### [Prompt]
Only the number is wanted: how many lines contain "Quran"?

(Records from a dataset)
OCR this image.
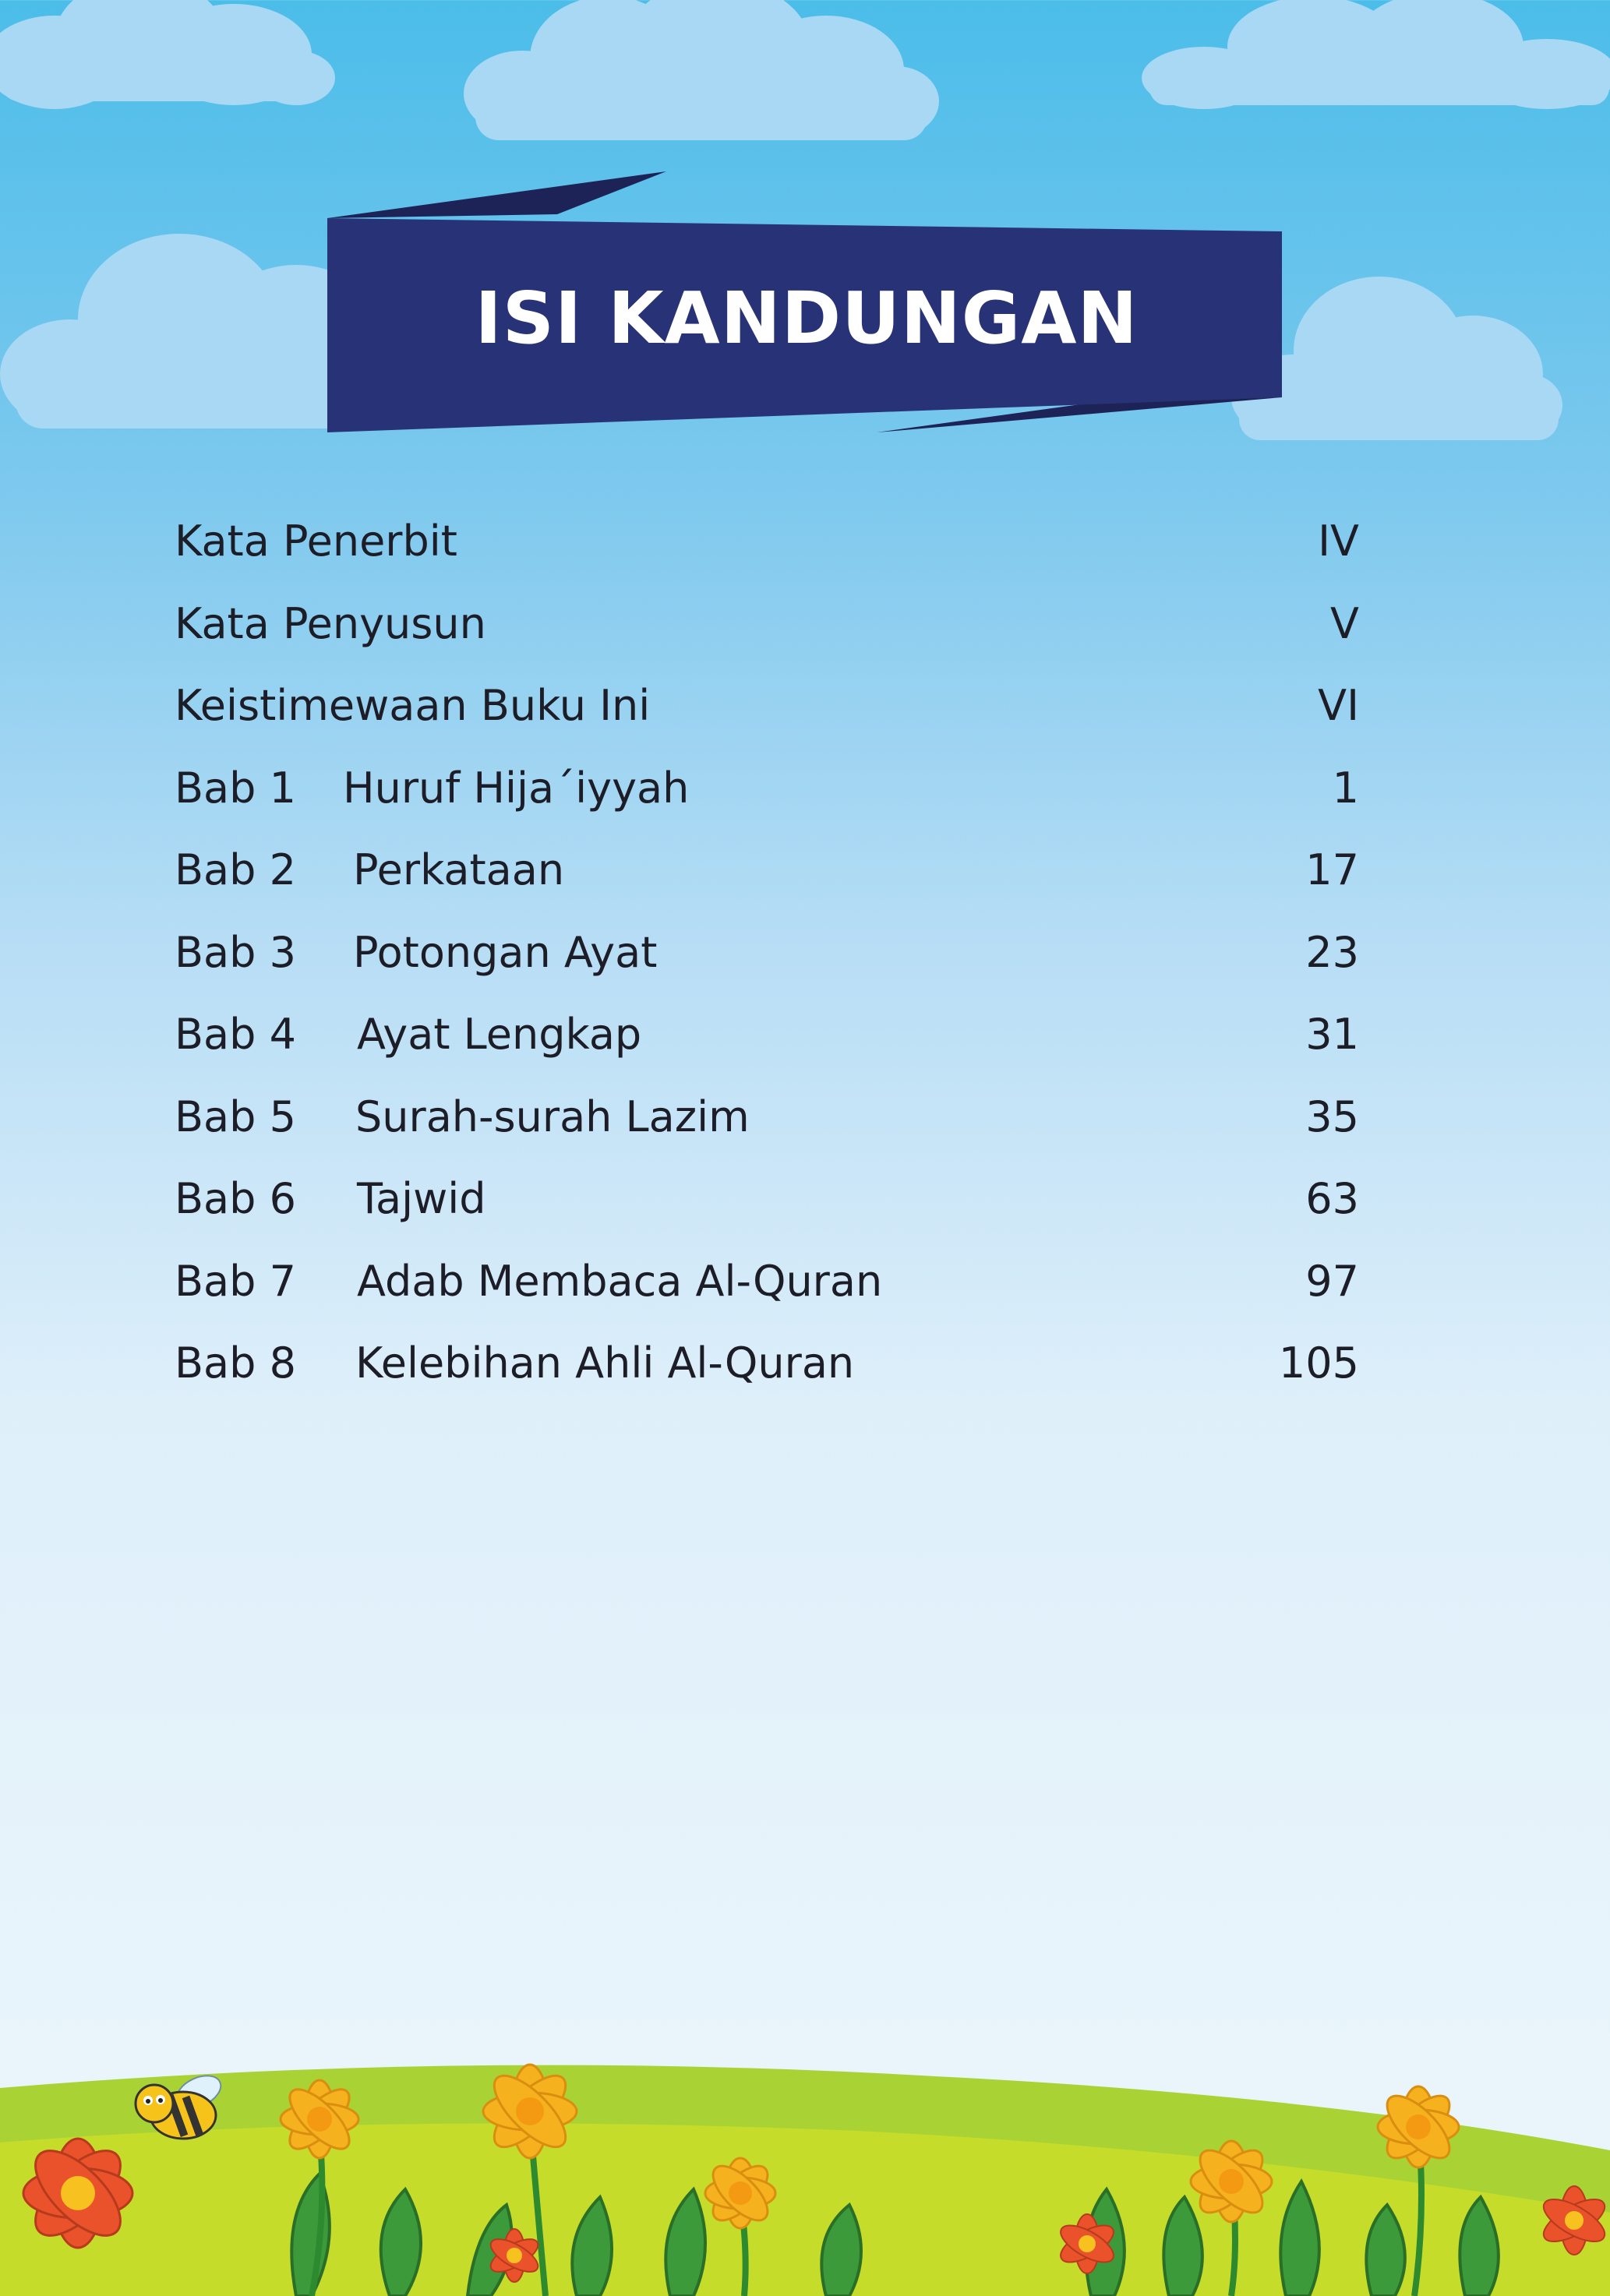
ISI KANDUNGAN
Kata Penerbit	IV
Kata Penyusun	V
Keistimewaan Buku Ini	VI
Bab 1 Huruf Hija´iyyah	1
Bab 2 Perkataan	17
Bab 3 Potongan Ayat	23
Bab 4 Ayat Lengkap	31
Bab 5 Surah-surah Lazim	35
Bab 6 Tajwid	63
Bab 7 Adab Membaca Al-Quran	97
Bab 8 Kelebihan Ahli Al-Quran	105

--

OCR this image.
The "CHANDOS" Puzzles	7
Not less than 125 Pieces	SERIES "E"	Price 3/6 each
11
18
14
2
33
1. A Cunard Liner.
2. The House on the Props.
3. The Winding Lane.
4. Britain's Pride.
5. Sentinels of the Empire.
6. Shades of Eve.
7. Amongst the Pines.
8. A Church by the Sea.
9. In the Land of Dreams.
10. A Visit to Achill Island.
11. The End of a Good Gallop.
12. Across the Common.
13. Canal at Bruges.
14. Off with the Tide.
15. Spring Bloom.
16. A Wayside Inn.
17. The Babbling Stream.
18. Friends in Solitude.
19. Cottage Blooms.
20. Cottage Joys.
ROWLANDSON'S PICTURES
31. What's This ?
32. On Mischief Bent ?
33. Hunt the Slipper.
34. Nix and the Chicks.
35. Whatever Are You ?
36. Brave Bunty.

### [Answer below]
2